Task instructions:
Read through the records below and copy each line that uses the word "fraction".

Extracted entries:

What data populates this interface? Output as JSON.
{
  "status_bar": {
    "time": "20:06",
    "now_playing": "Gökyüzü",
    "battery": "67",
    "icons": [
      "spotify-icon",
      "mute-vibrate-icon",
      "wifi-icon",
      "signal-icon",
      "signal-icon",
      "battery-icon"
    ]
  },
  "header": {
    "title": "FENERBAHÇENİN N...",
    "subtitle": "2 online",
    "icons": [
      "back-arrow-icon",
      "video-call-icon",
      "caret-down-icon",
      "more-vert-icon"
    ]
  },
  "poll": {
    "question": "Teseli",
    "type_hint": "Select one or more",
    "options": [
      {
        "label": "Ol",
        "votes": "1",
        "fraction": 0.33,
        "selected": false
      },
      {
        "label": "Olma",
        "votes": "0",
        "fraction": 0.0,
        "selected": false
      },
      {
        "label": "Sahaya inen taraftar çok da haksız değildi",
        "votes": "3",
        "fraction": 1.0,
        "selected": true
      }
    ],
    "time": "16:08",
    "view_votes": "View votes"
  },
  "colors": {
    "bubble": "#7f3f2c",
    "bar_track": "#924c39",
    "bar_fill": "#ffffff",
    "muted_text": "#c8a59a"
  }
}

Output of the task:
        "fraction": 0.33,
        "fraction": 0.0,
        "fraction": 1.0,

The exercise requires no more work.